What you need to do:
Output all the entries word for word. Omit the pictures.

** begin Entries provided **

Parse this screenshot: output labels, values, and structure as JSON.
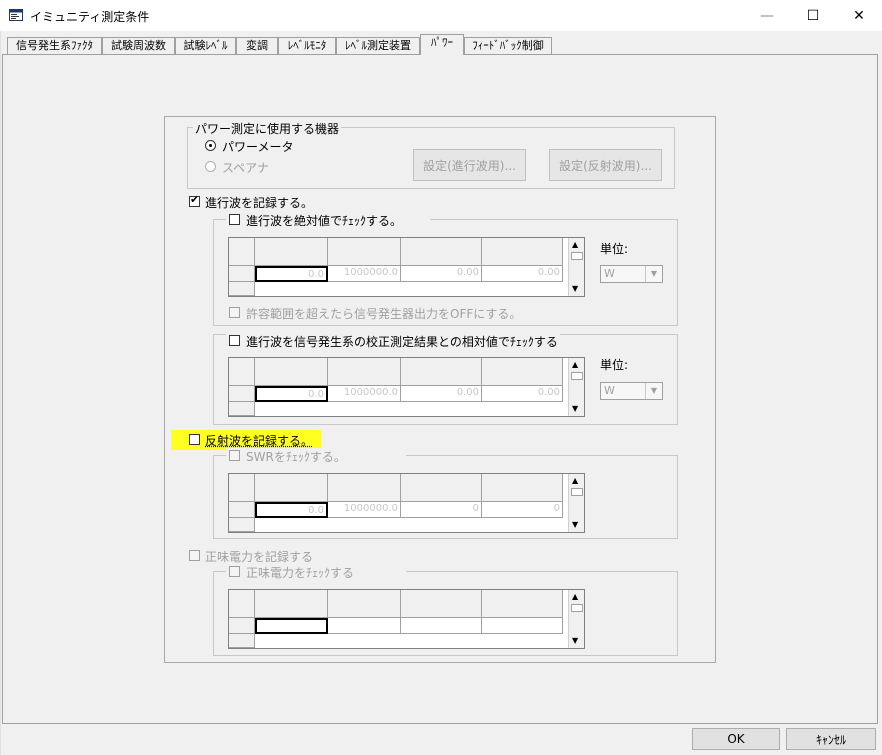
{
  "window": {
    "title": "イミュニティ測定条件",
    "minimize_glyph": "—",
    "maximize_glyph": "☐",
    "close_glyph": "✕"
  },
  "tabs": [
    {
      "label": "信号発生系ﾌｧｸﾀ",
      "active": false
    },
    {
      "label": "試験周波数",
      "active": false
    },
    {
      "label": "試験ﾚﾍﾞﾙ",
      "active": false
    },
    {
      "label": "変調",
      "active": false
    },
    {
      "label": "ﾚﾍﾞﾙﾓﾆﾀ",
      "active": false
    },
    {
      "label": "ﾚﾍﾞﾙ測定装置",
      "active": false
    },
    {
      "label": "ﾊﾟﾜｰ",
      "active": true
    },
    {
      "label": "ﾌｨｰﾄﾞﾊﾞｯｸ制御",
      "active": false
    }
  ],
  "device_group": {
    "legend": "パワー測定に使用する機器",
    "radio_power_meter": "パワーメータ",
    "radio_spectrum": "スペアナ",
    "btn_forward": "設定(進行波用)...",
    "btn_reflect": "設定(反射波用)..."
  },
  "forward": {
    "record_label": "進行波を記録する。",
    "record_checked": true,
    "abs_check_label": "進行波を絶対値でﾁｪｯｸする。",
    "abs_row": [
      "0.0",
      "1000000.0",
      "0.00",
      "0.00"
    ],
    "unit_label": "単位:",
    "unit_value": "W",
    "offlimit_label": "許容範囲を超えたら信号発生器出力をOFFにする。",
    "rel_check_label": "進行波を信号発生系の校正測定結果との相対値でﾁｪｯｸする",
    "rel_row": [
      "0.0",
      "1000000.0",
      "0.00",
      "0.00"
    ],
    "unit_label2": "単位:",
    "unit_value2": "W"
  },
  "reflect": {
    "record_label": "反射波を記録する。",
    "record_checked": false,
    "swr_label": "SWRをﾁｪｯｸする。",
    "swr_row": [
      "0.0",
      "1000000.0",
      "0",
      "0"
    ]
  },
  "net_power": {
    "record_label": "正味電力を記録する",
    "check_label": "正味電力をﾁｪｯｸする",
    "row": [
      "",
      "",
      "",
      ""
    ]
  },
  "footer": {
    "ok_label": "OK",
    "cancel_label": "ｷｬﾝｾﾙ"
  },
  "colors": {
    "highlight": "#ffff22",
    "disabled_text": "#a0a0a0"
  },
  "icons": {
    "app": "window-app-icon",
    "check": "✔",
    "scroll_up": "▲",
    "scroll_down": "▼",
    "combo_down": "▼"
  }
}
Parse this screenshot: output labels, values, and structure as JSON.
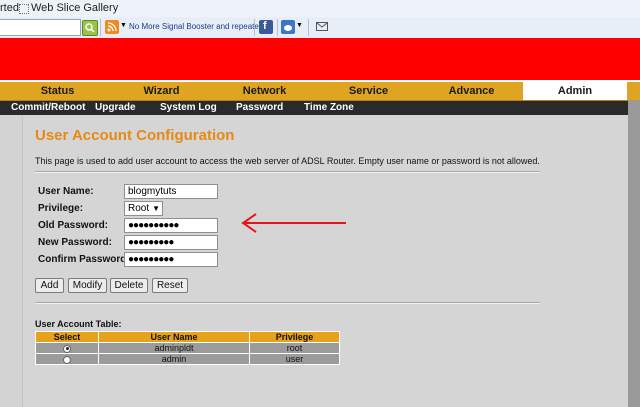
{
  "browser": {
    "fav_partial": "rted",
    "web_slice": "Web Slice Gallery",
    "tab_title": "No More Signal Booster and repeaters"
  },
  "mainnav": [
    "Status",
    "Wizard",
    "Network",
    "Service",
    "Advance",
    "Admin"
  ],
  "subnav": [
    "Commit/Reboot",
    "Upgrade",
    "System Log",
    "Password",
    "Time Zone"
  ],
  "page": {
    "title": "User Account Configuration",
    "description": "This page is used to add user account to access the web server of ADSL Router. Empty user name or password is not allowed."
  },
  "form": {
    "username_label": "User Name:",
    "username_value": "blogmytuts",
    "privilege_label": "Privilege:",
    "privilege_value": "Root",
    "oldpw_label": "Old Password:",
    "oldpw_value": "●●●●●●●●●●",
    "newpw_label": "New Password:",
    "newpw_value": "●●●●●●●●●",
    "confirmpw_label": "Confirm Password:",
    "confirmpw_value": "●●●●●●●●●"
  },
  "buttons": {
    "add": "Add",
    "modify": "Modify",
    "delete": "Delete",
    "reset": "Reset"
  },
  "table": {
    "title": "User Account Table:",
    "headers": [
      "Select",
      "User Name",
      "Privilege"
    ],
    "rows": [
      {
        "user": "adminpldt",
        "privilege": "root",
        "selected": true
      },
      {
        "user": "admin",
        "privilege": "user",
        "selected": false
      }
    ]
  },
  "colors": {
    "banner": "#ff0000",
    "nav": "#e0a423",
    "title": "#e68a16",
    "arrow": "#e8141b"
  }
}
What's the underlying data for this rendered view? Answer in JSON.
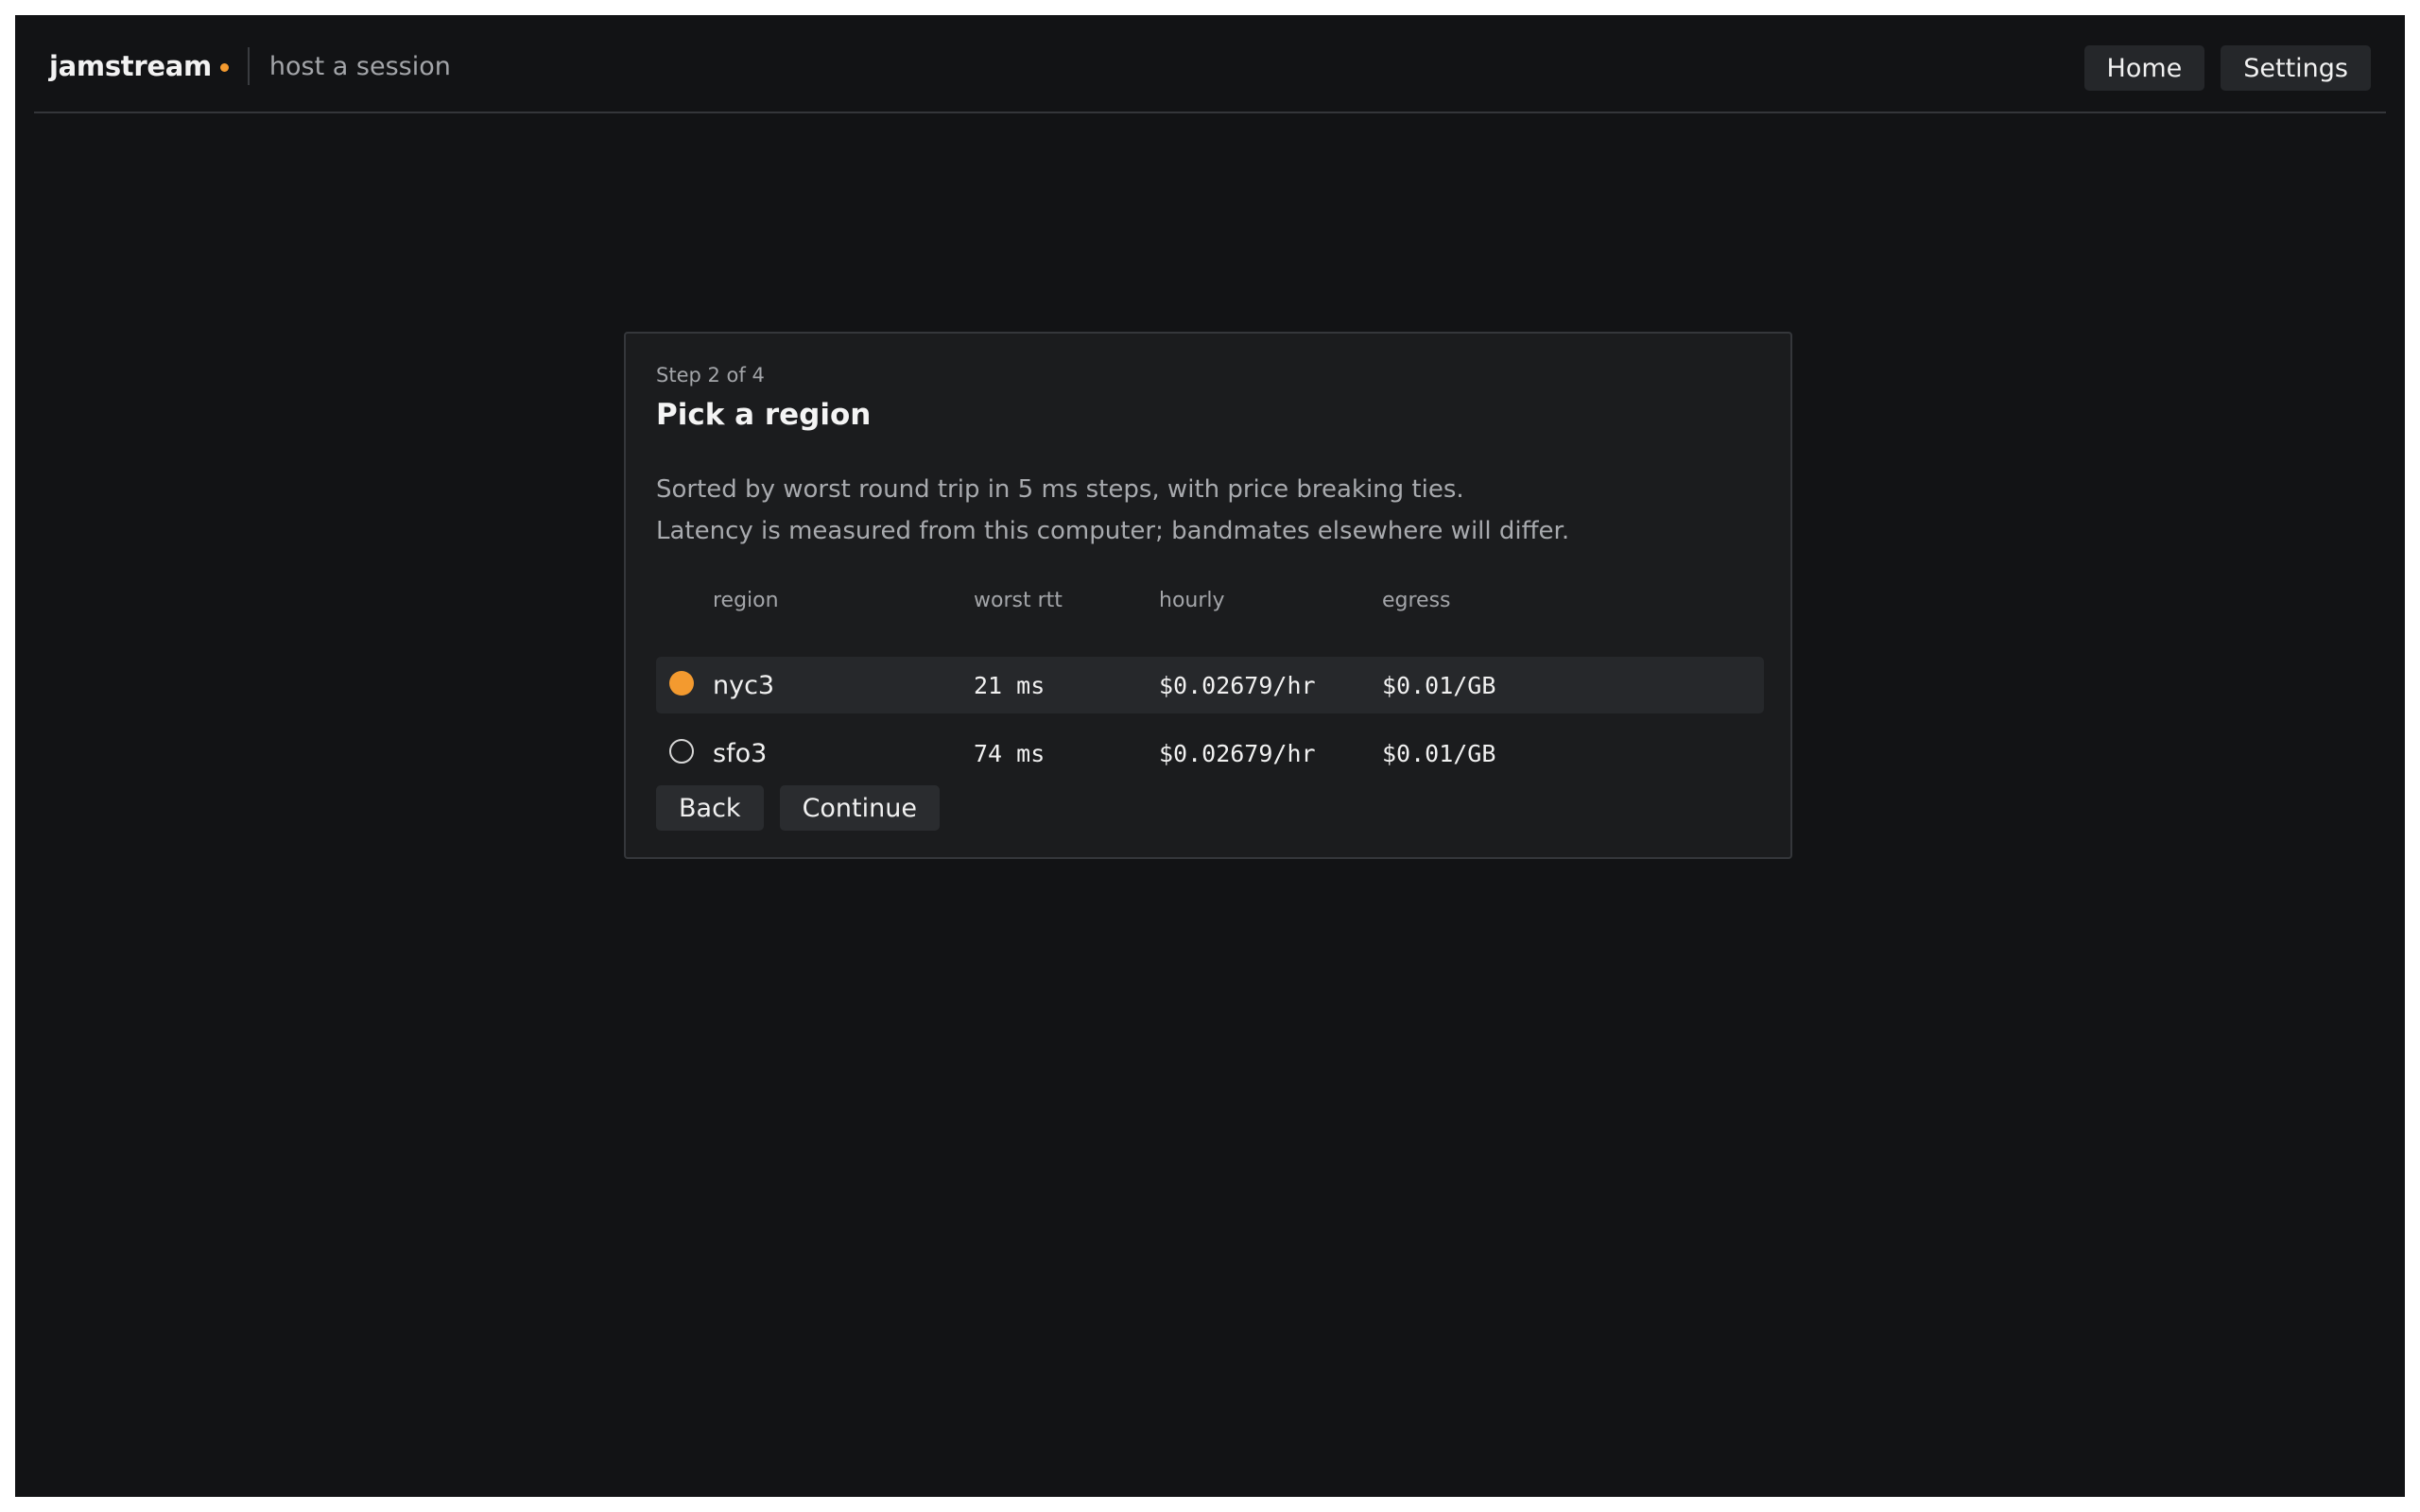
{
  "app": {
    "name": "jamstream",
    "subtitle": "host a session"
  },
  "nav": {
    "home_label": "Home",
    "settings_label": "Settings"
  },
  "wizard": {
    "step": "Step 2 of 4",
    "title": "Pick a region",
    "description_line1": "Sorted by worst round trip in 5 ms steps, with price breaking ties.",
    "description_line2": "Latency is measured from this computer; bandmates elsewhere will differ.",
    "columns": {
      "region": "region",
      "rtt": "worst rtt",
      "hourly": "hourly",
      "egress": "egress"
    },
    "rows": [
      {
        "region": "nyc3",
        "rtt": "21 ms",
        "hourly": "$0.02679/hr",
        "egress": "$0.01/GB",
        "selected": true
      },
      {
        "region": "sfo3",
        "rtt": "74 ms",
        "hourly": "$0.02679/hr",
        "egress": "$0.01/GB",
        "selected": false
      }
    ],
    "back_label": "Back",
    "continue_label": "Continue"
  },
  "colors": {
    "accent": "#f39a2f",
    "background": "#121315",
    "card": "#1b1c1e"
  }
}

** end Entries provided **

Task result:
Parse this screenshot: output labels, values, and structure as JSON.
{
  "window": {
    "title": "イミュニティ測定条件",
    "minimize_glyph": "—",
    "maximize_glyph": "☐",
    "close_glyph": "✕"
  },
  "tabs": [
    {
      "label": "信号発生系ﾌｧｸﾀ",
      "active": false
    },
    {
      "label": "試験周波数",
      "active": false
    },
    {
      "label": "試験ﾚﾍﾞﾙ",
      "active": false
    },
    {
      "label": "変調",
      "active": false
    },
    {
      "label": "ﾚﾍﾞﾙﾓﾆﾀ",
      "active": false
    },
    {
      "label": "ﾚﾍﾞﾙ測定装置",
      "active": false
    },
    {
      "label": "ﾊﾟﾜｰ",
      "active": true
    },
    {
      "label": "ﾌｨｰﾄﾞﾊﾞｯｸ制御",
      "active": false
    }
  ],
  "device_group": {
    "legend": "パワー測定に使用する機器",
    "radio_power_meter": "パワーメータ",
    "radio_spectrum": "スペアナ",
    "btn_forward": "設定(進行波用)...",
    "btn_reflect": "設定(反射波用)..."
  },
  "forward": {
    "record_label": "進行波を記録する。",
    "record_checked": true,
    "abs_check_label": "進行波を絶対値でﾁｪｯｸする。",
    "abs_row": [
      "0.0",
      "1000000.0",
      "0.00",
      "0.00"
    ],
    "unit_label": "単位:",
    "unit_value": "W",
    "offlimit_label": "許容範囲を超えたら信号発生器出力をOFFにする。",
    "rel_check_label": "進行波を信号発生系の校正測定結果との相対値でﾁｪｯｸする",
    "rel_row": [
      "0.0",
      "1000000.0",
      "0.00",
      "0.00"
    ],
    "unit_label2": "単位:",
    "unit_value2": "W"
  },
  "reflect": {
    "record_label": "反射波を記録する。",
    "record_checked": false,
    "swr_label": "SWRをﾁｪｯｸする。",
    "swr_row": [
      "0.0",
      "1000000.0",
      "0",
      "0"
    ]
  },
  "net_power": {
    "record_label": "正味電力を記録する",
    "check_label": "正味電力をﾁｪｯｸする",
    "row": [
      "",
      "",
      "",
      ""
    ]
  },
  "footer": {
    "ok_label": "OK",
    "cancel_label": "ｷｬﾝｾﾙ"
  },
  "colors": {
    "highlight": "#ffff22",
    "disabled_text": "#a0a0a0"
  },
  "icons": {
    "app": "window-app-icon",
    "check": "✔",
    "scroll_up": "▲",
    "scroll_down": "▼",
    "combo_down": "▼"
  }
}
Parse this screenshot: output labels, values, and structure as JSON.
{
  "browser": {
    "fav_partial": "rted",
    "web_slice": "Web Slice Gallery",
    "tab_title": "No More Signal Booster and repeaters"
  },
  "mainnav": [
    "Status",
    "Wizard",
    "Network",
    "Service",
    "Advance",
    "Admin"
  ],
  "subnav": [
    "Commit/Reboot",
    "Upgrade",
    "System Log",
    "Password",
    "Time Zone"
  ],
  "page": {
    "title": "User Account Configuration",
    "description": "This page is used to add user account to access the web server of ADSL Router. Empty user name or password is not allowed."
  },
  "form": {
    "username_label": "User Name:",
    "username_value": "blogmytuts",
    "privilege_label": "Privilege:",
    "privilege_value": "Root",
    "oldpw_label": "Old Password:",
    "oldpw_value": "●●●●●●●●●●",
    "newpw_label": "New Password:",
    "newpw_value": "●●●●●●●●●",
    "confirmpw_label": "Confirm Password:",
    "confirmpw_value": "●●●●●●●●●"
  },
  "buttons": {
    "add": "Add",
    "modify": "Modify",
    "delete": "Delete",
    "reset": "Reset"
  },
  "table": {
    "title": "User Account Table:",
    "headers": [
      "Select",
      "User Name",
      "Privilege"
    ],
    "rows": [
      {
        "user": "adminpldt",
        "privilege": "root",
        "selected": true
      },
      {
        "user": "admin",
        "privilege": "user",
        "selected": false
      }
    ]
  },
  "colors": {
    "banner": "#ff0000",
    "nav": "#e0a423",
    "title": "#e68a16",
    "arrow": "#e8141b"
  }
}
What's the underlying data for this rendered view? Answer in JSON.
{
  "app": {
    "name": "jamstream",
    "subtitle": "host a session"
  },
  "nav": {
    "home_label": "Home",
    "settings_label": "Settings"
  },
  "wizard": {
    "step": "Step 2 of 4",
    "title": "Pick a region",
    "description_line1": "Sorted by worst round trip in 5 ms steps, with price breaking ties.",
    "description_line2": "Latency is measured from this computer; bandmates elsewhere will differ.",
    "columns": {
      "region": "region",
      "rtt": "worst rtt",
      "hourly": "hourly",
      "egress": "egress"
    },
    "rows": [
      {
        "region": "nyc3",
        "rtt": "21 ms",
        "hourly": "$0.02679/hr",
        "egress": "$0.01/GB",
        "selected": true
      },
      {
        "region": "sfo3",
        "rtt": "74 ms",
        "hourly": "$0.02679/hr",
        "egress": "$0.01/GB",
        "selected": false
      }
    ],
    "back_label": "Back",
    "continue_label": "Continue"
  },
  "colors": {
    "accent": "#f39a2f",
    "background": "#121315",
    "card": "#1b1c1e"
  }
}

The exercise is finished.